(Source data)
● ● ● ● ● ● ●

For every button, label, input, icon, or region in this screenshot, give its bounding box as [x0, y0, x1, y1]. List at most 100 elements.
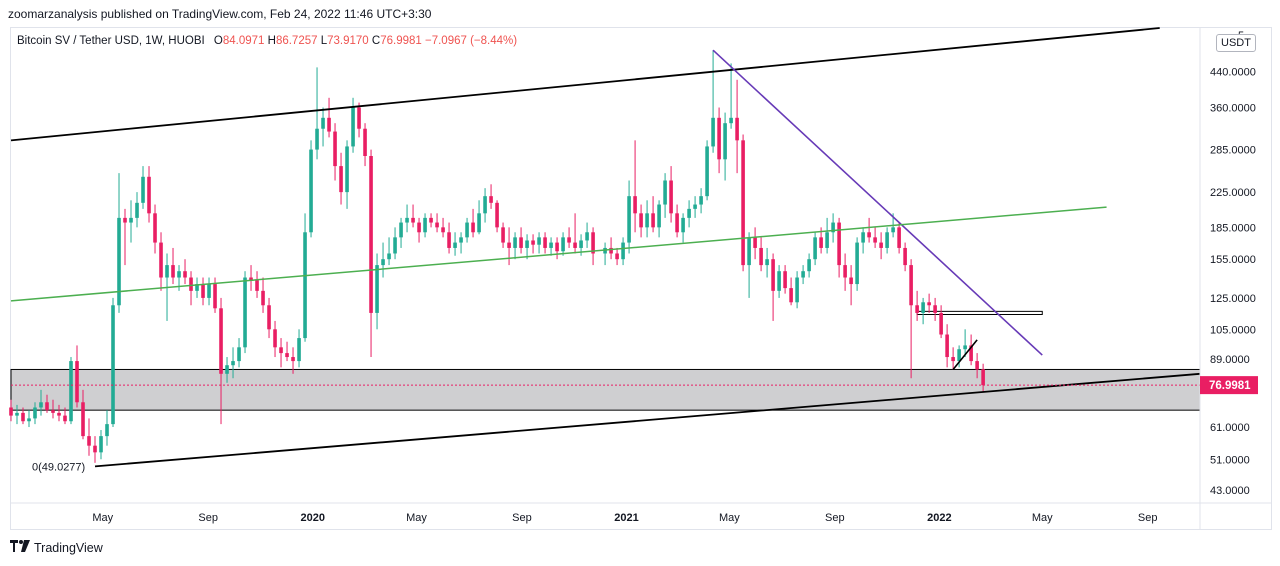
candle-body: [273, 329, 277, 348]
candle-body: [753, 237, 757, 248]
drawings-layer: 0(49.0277): [10, 27, 1201, 473]
candle-body: [711, 117, 715, 147]
candle-body: [129, 217, 133, 223]
candle-body: [363, 128, 367, 157]
candle-body: [33, 407, 37, 419]
close-label: C: [371, 35, 381, 47]
tradingview-logo-icon: [10, 540, 30, 555]
candle-body: [57, 412, 61, 416]
candle-body: [579, 240, 583, 248]
candle-body: [417, 222, 421, 233]
candle-body: [411, 217, 415, 223]
candle-body: [63, 415, 67, 422]
tradingview-brand-text: TradingView: [34, 540, 103, 555]
symbol-title: Bitcoin SV / Tether USD, 1W, HUOBI: [17, 35, 205, 47]
candle-body: [687, 208, 691, 218]
candle-body: [897, 227, 901, 248]
candle-body: [537, 237, 541, 245]
short-black-line: [952, 339, 978, 370]
candle-body: [795, 277, 799, 303]
candle-body: [663, 180, 667, 205]
candle-body: [975, 361, 979, 370]
currency-button[interactable]: USDT: [1216, 34, 1256, 52]
candle-body: [303, 232, 307, 339]
candle-body: [855, 242, 859, 285]
candle-body: [699, 196, 703, 205]
candle-body: [207, 284, 211, 298]
price-axis: 440.0000 360.0000 285.0000 225.0000 185.0000…: [1199, 28, 1258, 530]
candle-body: [507, 242, 511, 248]
candle-body: [327, 117, 331, 132]
candle-body: [135, 202, 139, 218]
candle-body: [801, 271, 805, 278]
time-tick-label: May: [92, 512, 113, 524]
candle-body: [567, 237, 571, 243]
channel-lower-line: [94, 372, 1201, 468]
candle-body: [315, 128, 319, 150]
candle-body: [165, 265, 169, 278]
candle-body: [585, 232, 589, 241]
candle-body: [21, 412, 25, 422]
open-value: 84.0971: [222, 35, 265, 47]
candle-body: [477, 213, 481, 233]
candle-body: [609, 247, 613, 254]
candle-body: [723, 123, 727, 160]
time-tick-label: May: [406, 512, 427, 524]
candle-body: [513, 237, 517, 248]
price-tick-label: 285.0000: [1210, 145, 1256, 157]
candle-body: [159, 242, 163, 278]
last-price-badge: [1200, 376, 1258, 395]
candle-body: [111, 305, 115, 425]
candle-body: [549, 242, 553, 248]
candle-body: [807, 259, 811, 272]
candle-body: [915, 305, 919, 313]
symbol-legend: Bitcoin SV / Tether USD, 1W, HUOBI O84.0…: [17, 35, 517, 47]
candle-body: [231, 361, 235, 366]
candle-body: [681, 217, 685, 233]
candle-body: [339, 166, 343, 193]
time-tick-label: Sep: [512, 512, 532, 524]
time-tick-label: May: [719, 512, 740, 524]
candle-body: [969, 345, 973, 362]
time-axis: May Sep 2020 May Sep 2021 May Sep 2022 May Sep: [11, 502, 1272, 524]
candle-body: [555, 242, 559, 252]
candle-body: [927, 302, 931, 306]
price-tick-label: 61.0000: [1210, 422, 1250, 434]
candle-body: [429, 217, 433, 223]
price-tick-label: 225.0000: [1210, 187, 1256, 199]
publisher-line: zoomarzanalysis published on TradingView…: [8, 7, 432, 21]
candle-body: [381, 259, 385, 266]
low-marker-label: 0(49.0277): [32, 461, 85, 473]
candle-body: [183, 271, 187, 278]
candle-body: [765, 259, 769, 266]
candle-body: [885, 232, 889, 248]
price-tick-label: 440.0000: [1210, 66, 1256, 78]
high-label: H: [267, 35, 276, 47]
candle-body: [789, 288, 793, 303]
candle-body: [105, 424, 109, 437]
candle-body: [69, 361, 73, 422]
candle-body: [237, 347, 241, 362]
candle-body: [243, 277, 247, 348]
price-tick-label: 360.0000: [1210, 103, 1256, 115]
candle-body: [951, 357, 955, 362]
candle-body: [435, 222, 439, 228]
candle-body: [393, 237, 397, 254]
candle-body: [495, 202, 499, 228]
candle-body: [825, 232, 829, 248]
candle-body: [225, 365, 229, 374]
descending-trendline: [712, 49, 1043, 356]
candle-body: [777, 271, 781, 291]
tradingview-footer[interactable]: TradingView: [10, 540, 103, 555]
candle-body: [489, 196, 493, 203]
candle-body: [843, 265, 847, 278]
price-tick-label: 43.0000: [1210, 485, 1250, 497]
candle-body: [267, 305, 271, 330]
candle-body: [453, 242, 457, 248]
candle-body: [945, 334, 949, 358]
candle-body: [423, 217, 427, 233]
candle-body: [783, 271, 787, 289]
candle-body: [447, 232, 451, 248]
price-tick-label: 105.0000: [1210, 324, 1256, 336]
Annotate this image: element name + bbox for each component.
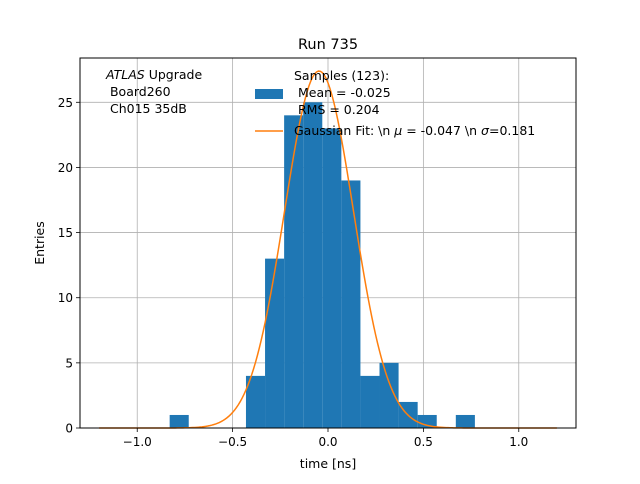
histogram-bar (341, 180, 361, 428)
chart-title: Run 735 (298, 37, 358, 53)
legend-fit-mu-text: = -0.047 \n (402, 123, 481, 138)
x-tick-label: 0.0 (318, 435, 337, 449)
histogram-bar (379, 362, 399, 428)
x-axis-label: time [ns] (300, 456, 356, 471)
histogram-bar (245, 375, 266, 428)
legend-fit-mu-symbol: μ (393, 123, 402, 138)
y-tick-label: 20 (58, 161, 73, 175)
annotation-line-3: Ch015 35dB (106, 101, 187, 116)
x-tick-label: −1.0 (123, 435, 152, 449)
x-tick-label: −0.5 (218, 435, 247, 449)
legend-fit-sigma-text: =0.181 (489, 123, 535, 138)
histogram-bar (303, 102, 323, 428)
legend-histogram-line-1: Samples (123): (294, 68, 389, 83)
histogram-bar (455, 414, 475, 428)
x-tick-label: 0.5 (414, 435, 433, 449)
histogram-bar (265, 258, 285, 428)
legend-histogram-swatch (255, 89, 283, 99)
legend-fit-sigma-symbol: σ (481, 123, 490, 138)
y-tick-label: 0 (65, 422, 73, 436)
y-tick-label: 10 (58, 291, 73, 305)
histogram-bar (322, 128, 342, 428)
histogram-bars (169, 102, 475, 428)
histogram-bar (284, 115, 304, 428)
legend-histogram-line-3: RMS = 0.204 (294, 102, 380, 117)
annotation-line-2: Board260 (106, 84, 171, 99)
annotation-line-1: ATLAS Upgrade (105, 67, 202, 82)
legend-fit-label: Gaussian Fit: \n μ = -0.047 \n σ=0.181 (294, 123, 535, 138)
atlas-annotation: ATLAS Upgrade Board260 Ch015 35dB (105, 67, 202, 116)
histogram-bar (360, 375, 380, 428)
x-tick-label: 1.0 (509, 435, 528, 449)
y-tick-label: 15 (58, 226, 73, 240)
y-tick-label: 5 (65, 356, 73, 370)
y-axis-ticks: 0 5 10 15 20 25 (58, 96, 80, 436)
atlas-label: ATLAS (105, 67, 145, 82)
legend-histogram-line-2: Mean = -0.025 (294, 85, 391, 100)
y-tick-label: 25 (58, 96, 73, 110)
upgrade-label: Upgrade (145, 67, 203, 82)
legend: Samples (123): Mean = -0.025 RMS = 0.204… (255, 68, 535, 138)
legend-fit-prefix: Gaussian Fit: \n (294, 123, 394, 138)
histogram-bar (169, 414, 189, 428)
x-axis-ticks: −1.0 −0.5 0.0 0.5 1.0 (123, 428, 528, 449)
y-axis-label: Entries (32, 221, 47, 265)
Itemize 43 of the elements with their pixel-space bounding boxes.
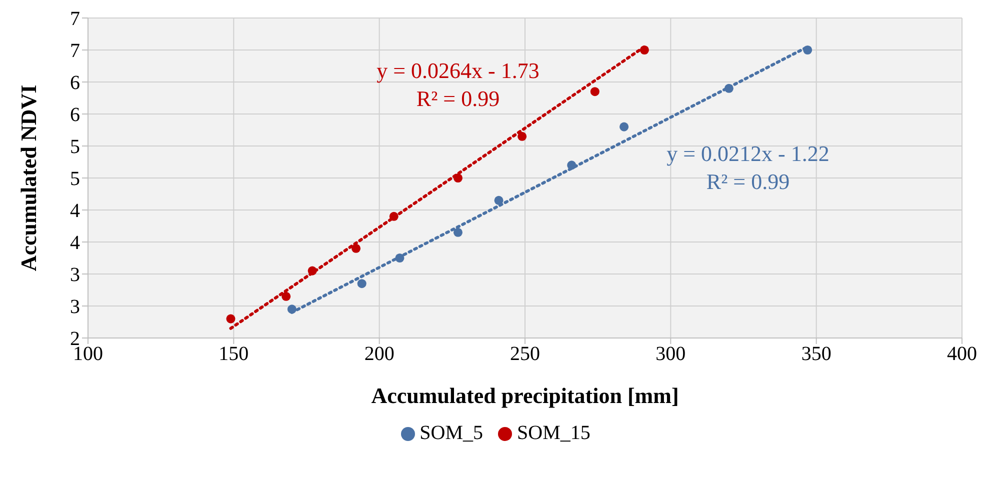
annotation: y = 0.0212x - 1.22 — [666, 141, 830, 166]
legend-label: SOM_15 — [517, 422, 590, 445]
point — [395, 253, 404, 263]
y-tick-label: 6 — [70, 72, 80, 94]
annotation: R² = 0.99 — [416, 86, 500, 111]
point — [640, 45, 649, 55]
y-tick-label: 4 — [70, 200, 80, 222]
point — [287, 304, 296, 314]
y-tick-label: 7 — [70, 8, 80, 30]
point — [453, 228, 463, 237]
annotation: y = 0.0264x - 1.73 — [376, 58, 540, 83]
y-tick-label: 3 — [70, 264, 80, 286]
point — [357, 279, 366, 288]
point — [352, 244, 361, 253]
y-axis-title: Accumulated NDVI — [16, 84, 41, 272]
point — [453, 173, 463, 183]
legend-label: SOM_5 — [420, 422, 483, 445]
x-tick-label: 150 — [218, 343, 249, 366]
y-tick-label: 5 — [70, 168, 80, 190]
point — [518, 132, 527, 141]
point — [724, 84, 734, 93]
annotation: R² = 0.99 — [706, 169, 790, 194]
y-tick-label: 5 — [70, 136, 80, 158]
y-tick-label: 4 — [70, 232, 80, 254]
y-tick-label: 6 — [70, 104, 80, 126]
x-tick-label: 250 — [510, 343, 540, 366]
point — [590, 87, 600, 96]
point — [282, 292, 291, 301]
point — [803, 45, 812, 55]
x-tick-label: 200 — [364, 343, 394, 366]
x-tick-label: 350 — [801, 343, 832, 366]
point — [494, 196, 504, 205]
x-tick-label: 300 — [656, 343, 686, 366]
point — [389, 212, 398, 221]
point — [226, 314, 236, 324]
x-tick-label: 100 — [73, 343, 103, 366]
point — [567, 160, 576, 170]
point — [620, 122, 629, 132]
y-tick-label: 3 — [70, 296, 80, 318]
y-tick-label: 7 — [70, 40, 80, 62]
point — [308, 266, 317, 276]
x-axis-title: Accumulated precipitation [mm] — [371, 383, 679, 408]
x-tick-label: 400 — [947, 343, 977, 366]
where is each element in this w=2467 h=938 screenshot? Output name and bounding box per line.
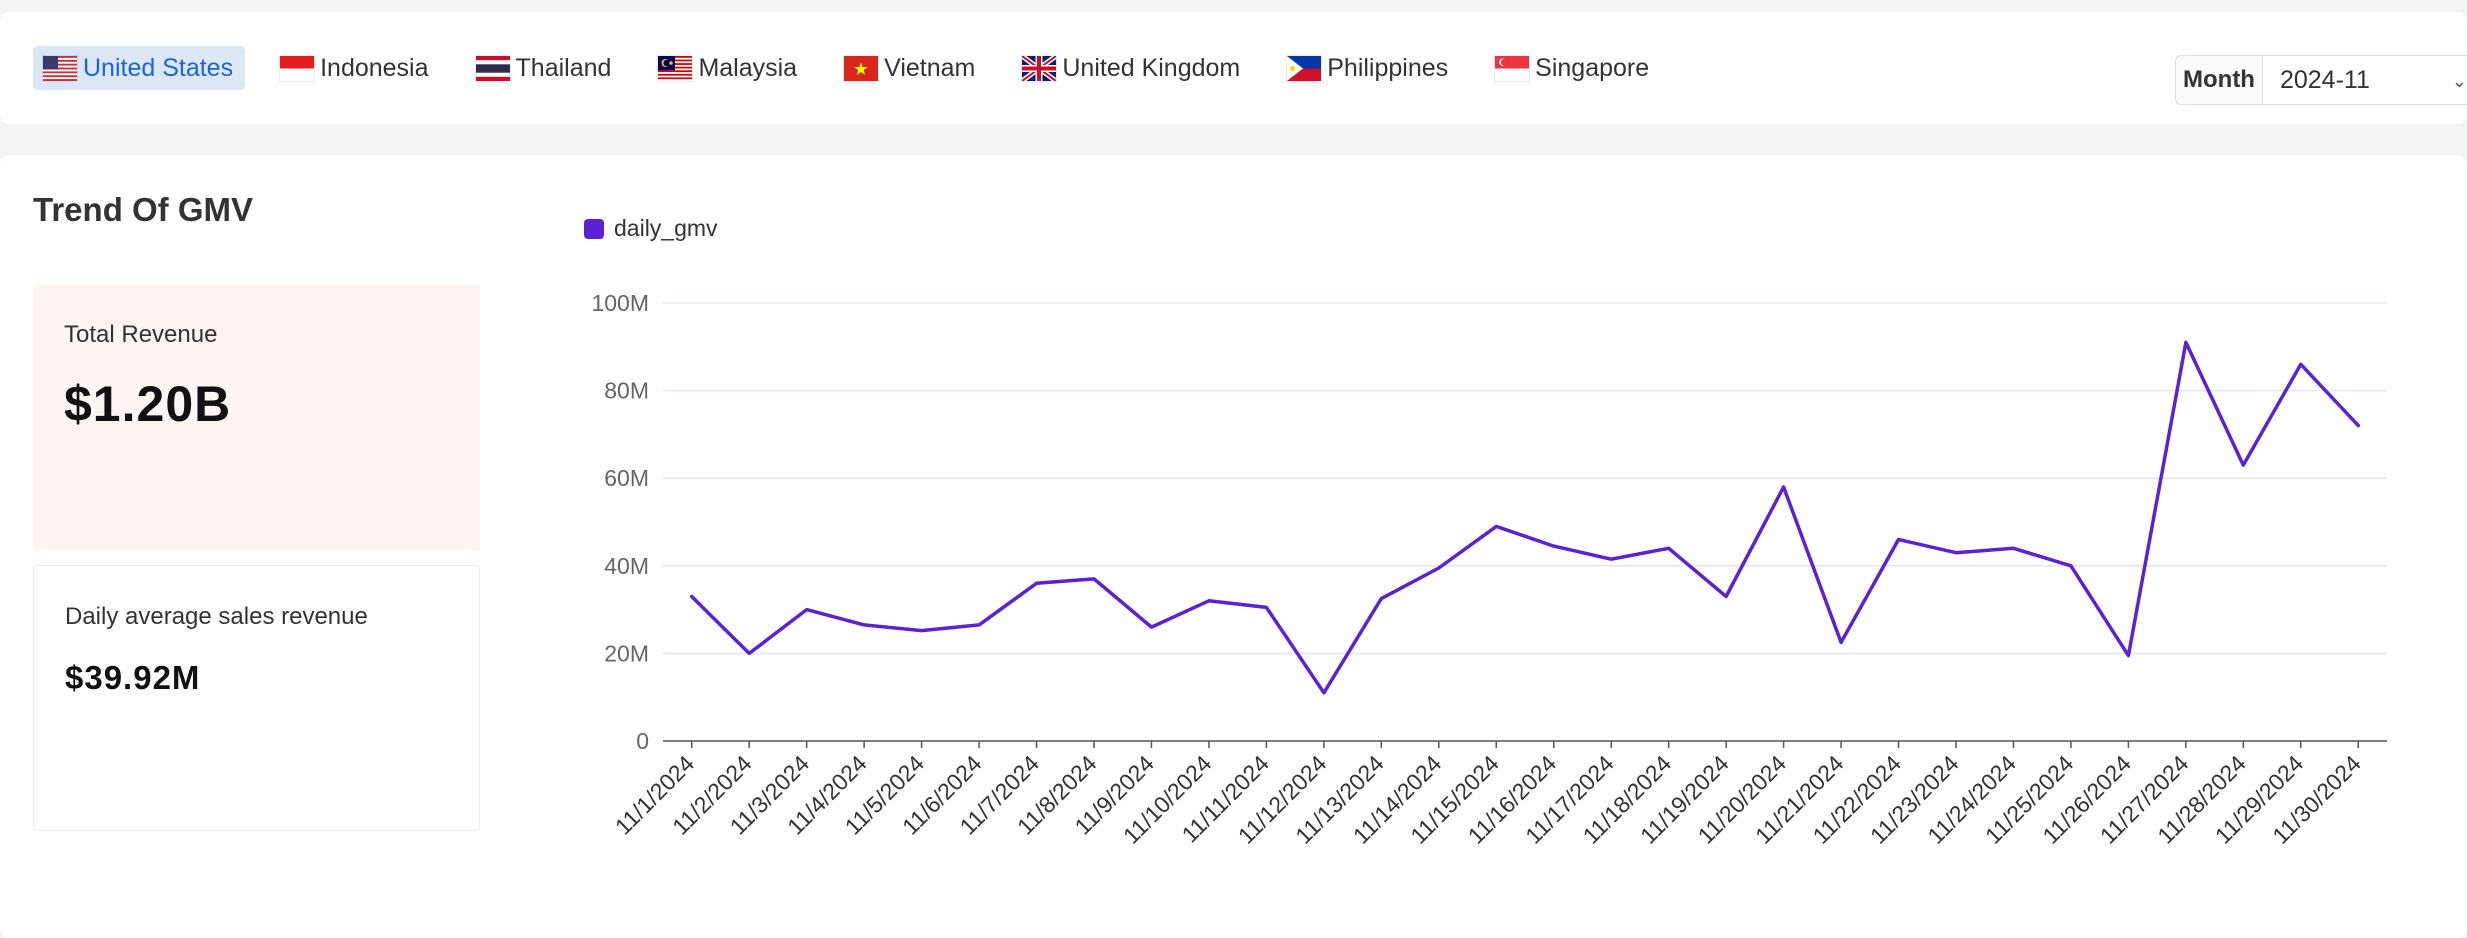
chart-svg: 020M40M60M80M100M11/1/202411/2/202411/3/… xyxy=(591,290,2387,849)
month-dropdown[interactable]: 2024-11 ⌄ xyxy=(2263,56,2467,104)
philippines-flag-icon xyxy=(1287,55,1322,81)
y-tick-label: 60M xyxy=(604,465,649,491)
daily-average-value: $39.92M xyxy=(65,659,201,696)
country-tab-label: United States xyxy=(83,53,234,82)
country-tab[interactable]: Vietnam xyxy=(834,46,987,90)
country-tab[interactable]: United States xyxy=(33,46,246,90)
month-value: 2024-11 xyxy=(2279,65,2370,94)
daily-average-label: Daily average sales revenue xyxy=(65,603,368,630)
thailand-flag-icon xyxy=(475,55,510,81)
country-tab-label: Vietnam xyxy=(884,53,976,82)
country-tab-label: Thailand xyxy=(515,53,612,82)
chevron-down-icon[interactable]: ⌄ xyxy=(2451,71,2467,91)
country-tab[interactable]: Singapore xyxy=(1485,46,1661,90)
y-tick-label: 40M xyxy=(604,553,649,579)
y-tick-label: 80M xyxy=(604,378,649,404)
vietnam-flag-icon xyxy=(844,55,879,81)
daily-average-card: Daily average sales revenue $39.92M xyxy=(33,565,480,831)
country-tab[interactable]: Malaysia xyxy=(648,46,809,90)
y-tick-label: 100M xyxy=(591,290,649,316)
total-revenue-card: Total Revenue $1.20B xyxy=(33,285,480,551)
country-tab-label: United Kingdom xyxy=(1062,53,1241,82)
country-tab-label: Philippines xyxy=(1327,53,1449,82)
us-flag-icon xyxy=(43,55,77,81)
total-revenue-value: $1.20B xyxy=(64,376,232,432)
series-line-daily_gmv xyxy=(689,340,2361,695)
month-label: Month xyxy=(2176,56,2263,104)
indonesia-flag-icon xyxy=(280,55,315,81)
month-select[interactable]: Month 2024-11 ⌄ xyxy=(2175,55,2467,105)
country-tab[interactable]: Thailand xyxy=(466,46,624,90)
chart-legend[interactable]: daily_gmv xyxy=(584,215,718,242)
country-tab[interactable]: Philippines xyxy=(1277,46,1460,90)
country-tab-label: Indonesia xyxy=(320,53,429,82)
gmv-line-chart: 0 20M 40M 60M 80M 100M 11/1/2024 11/2/2024 11/3/… xyxy=(560,200,2467,860)
legend-label: daily_gmv xyxy=(614,215,718,241)
total-revenue-label: Total Revenue xyxy=(64,321,218,348)
gmv-trend-panel: Trend Of GMV Total Revenue $1.20B Daily … xyxy=(0,155,2467,938)
country-tab[interactable]: Indonesia xyxy=(270,46,440,90)
country-tab[interactable]: United Kingdom xyxy=(1012,46,1252,90)
country-filter-bar: United States Indonesia Thailand Malaysia Vi… xyxy=(0,12,2467,124)
singapore-flag-icon xyxy=(1495,55,1530,81)
country-tab-label: Malaysia xyxy=(698,53,798,82)
malaysia-flag-icon xyxy=(658,55,693,81)
uk-flag-icon xyxy=(1022,55,1057,81)
y-tick-label: 0 xyxy=(636,728,649,754)
country-tabs: United States Indonesia Thailand Malaysia Vi… xyxy=(33,46,1686,90)
y-tick-label: 20M xyxy=(604,640,649,666)
country-tab-label: Singapore xyxy=(1535,53,1650,82)
legend-swatch xyxy=(584,218,604,239)
panel-title: Trend Of GMV xyxy=(33,191,254,228)
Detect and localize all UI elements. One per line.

● ● ● ● ● ● ●

## [Exercise prompt]
Copy out the lines from the one containing "annotation: y = 0.0212x" to the one containing "y-axis-title: Accumulated NDVI", keeping both of those lines.

## [Full response]
annotation: y = 0.0212x - 1.22 — [666, 141, 830, 166]
legend-label: SOM_15 — [517, 422, 590, 445]
point — [395, 253, 404, 263]
y-tick-label: 6 — [70, 72, 80, 94]
annotation: R² = 0.99 — [416, 86, 500, 111]
point — [640, 45, 649, 55]
y-tick-label: 4 — [70, 200, 80, 222]
point — [287, 304, 296, 314]
y-tick-label: 7 — [70, 8, 80, 30]
point — [453, 228, 463, 237]
annotation: y = 0.0264x - 1.73 — [376, 58, 540, 83]
y-tick-label: 3 — [70, 264, 80, 286]
point — [357, 279, 366, 288]
point — [352, 244, 361, 253]
y-axis-title: Accumulated NDVI — [16, 84, 41, 272]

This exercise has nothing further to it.